==== DOCUMENT SECTION
Back to archive

Projects & Notes

Engineering Productivity Metrics Should Start With Friction

A measurement frame that starts with wait time, rework, build pain, and cognitive load.

Engineering Productivity Metrics Should Start With Friction

Engineering productivity conversations often start with output. How many changes shipped, how many tickets closed, how much code merged, how many projects completed. Output matters, but starting there creates a measurement problem: the organization sees motion before it understands the drag.

The thesis

Productivity metrics become harmful when they measure output before they measure friction.

A team can ship many small changes while spending most of its energy waiting, rebuilding, rereviewing, reexplaining, and navigating unclear ownership. Another team can produce fewer visible artifacts while removing constraints that make future delivery cheaper. If the measurement frame cannot see friction, it will reward local throughput and miss systemic waste.

The principal-engineer question is not "are engineers busy." They usually are. The better question is "where does engineering effort lose energy before it becomes reliable product change."

The production pattern

The pattern shows up when leadership wants a clearer view of engineering speed. The request is reasonable. Delivery feels uneven. Planning is noisy. Some projects take longer than expected. Teams give different explanations. The organization wants objective measures instead of anecdotes.

The first instinct is to count visible outputs. Pull requests, commits, story points, deployments, cycle time, project milestones. These can be useful signals, but they are easy to misread. A high pull-request count may mean good flow, or it may mean fragmented work. Fast merge time may mean healthy review, or it may mean weak review. More deployments may mean confidence, or it may mean repeated fixes. Story points may reflect planning discipline, or they may reflect negotiation.
========
==== ENTRIES SHOWN
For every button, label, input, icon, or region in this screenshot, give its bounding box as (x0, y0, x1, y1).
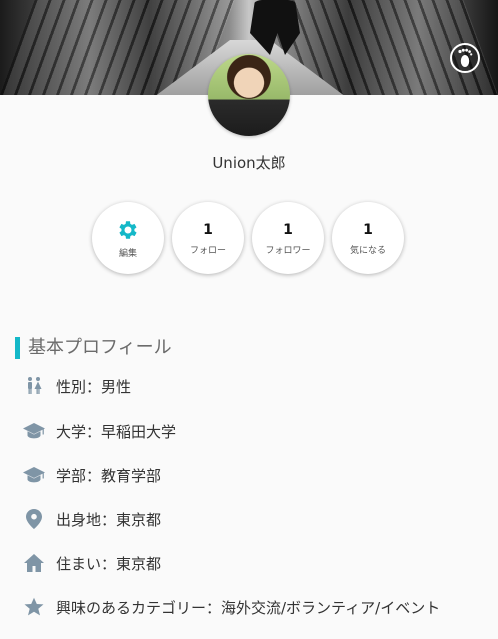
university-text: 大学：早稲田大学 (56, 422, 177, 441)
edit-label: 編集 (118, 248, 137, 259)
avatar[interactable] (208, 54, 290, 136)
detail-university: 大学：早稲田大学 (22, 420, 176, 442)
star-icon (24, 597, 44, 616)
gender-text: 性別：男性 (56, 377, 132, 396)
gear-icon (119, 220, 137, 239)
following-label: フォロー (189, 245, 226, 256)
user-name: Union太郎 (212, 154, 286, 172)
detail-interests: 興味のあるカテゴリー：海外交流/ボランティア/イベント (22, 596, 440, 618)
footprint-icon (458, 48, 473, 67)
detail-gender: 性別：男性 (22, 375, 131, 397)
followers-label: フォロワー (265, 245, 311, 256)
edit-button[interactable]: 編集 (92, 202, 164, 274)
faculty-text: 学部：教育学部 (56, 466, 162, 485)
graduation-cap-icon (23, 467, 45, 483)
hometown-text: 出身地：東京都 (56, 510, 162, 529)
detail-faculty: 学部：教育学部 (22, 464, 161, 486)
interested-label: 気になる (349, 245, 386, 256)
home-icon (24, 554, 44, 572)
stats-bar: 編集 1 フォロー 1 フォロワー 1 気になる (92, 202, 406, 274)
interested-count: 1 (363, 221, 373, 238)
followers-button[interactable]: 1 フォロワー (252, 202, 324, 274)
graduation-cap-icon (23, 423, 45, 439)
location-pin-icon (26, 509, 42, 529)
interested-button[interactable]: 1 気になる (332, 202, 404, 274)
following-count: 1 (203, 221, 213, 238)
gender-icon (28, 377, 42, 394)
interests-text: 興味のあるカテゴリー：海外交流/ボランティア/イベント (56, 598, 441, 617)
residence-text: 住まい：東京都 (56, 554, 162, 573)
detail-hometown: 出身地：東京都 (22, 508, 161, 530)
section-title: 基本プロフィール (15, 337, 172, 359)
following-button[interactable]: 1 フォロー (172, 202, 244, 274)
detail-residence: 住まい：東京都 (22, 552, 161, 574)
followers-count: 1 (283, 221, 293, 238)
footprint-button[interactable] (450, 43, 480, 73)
========
• **EXERCISES**:
• 1. In the article on engineering productivity metrics, when do productivity metrics become harmful?
• 2. Continue the article on engineering productivity metrics from where it stops.

• **THE RESPONSES**:
• 1. When they measure output before they measure friction.

• 2.
Meanwhile, the expensive problems hide in the negative space. Engineers wait for environments. Builds take too long. Tests fail for unrelated reasons. Reviews arrive after context has faded. Requirements churn after implementation begins. Ownership is unclear. Debugging requires too many tabs and too much oral history. Every change is possible, but every change feels heavier than it should.

The trap

The trap is turning productivity measurement into performance surveillance.

Once metrics are attached to individual output, engineers adapt. They split work into smaller visible units, avoid risky cleanups, prefer changes with obvious credit, and underreport the coordination work that keeps systems healthy. The organization may get cleaner charts and worse engineering behavior.

Another trap is treating subjective friction as unserious. Engineers saying "the build is painful" or "reviews are slow" can sound anecdotal compared with a numeric dashboard. But subjective friction is often an early warning that the system of work is taxing cognition, attention, and confidence. The right response is not to accept every complaint as fact. The right response is to turn friction into inspectable evidence.

The deepest trap is measuring the last step of delivery while ignoring the path. Shipping is the visible event. Productivity is shaped by everything that happens before shipping: finding context, validating assumptions, changing code, proving safety, getting review, deploying, observing, and recovering.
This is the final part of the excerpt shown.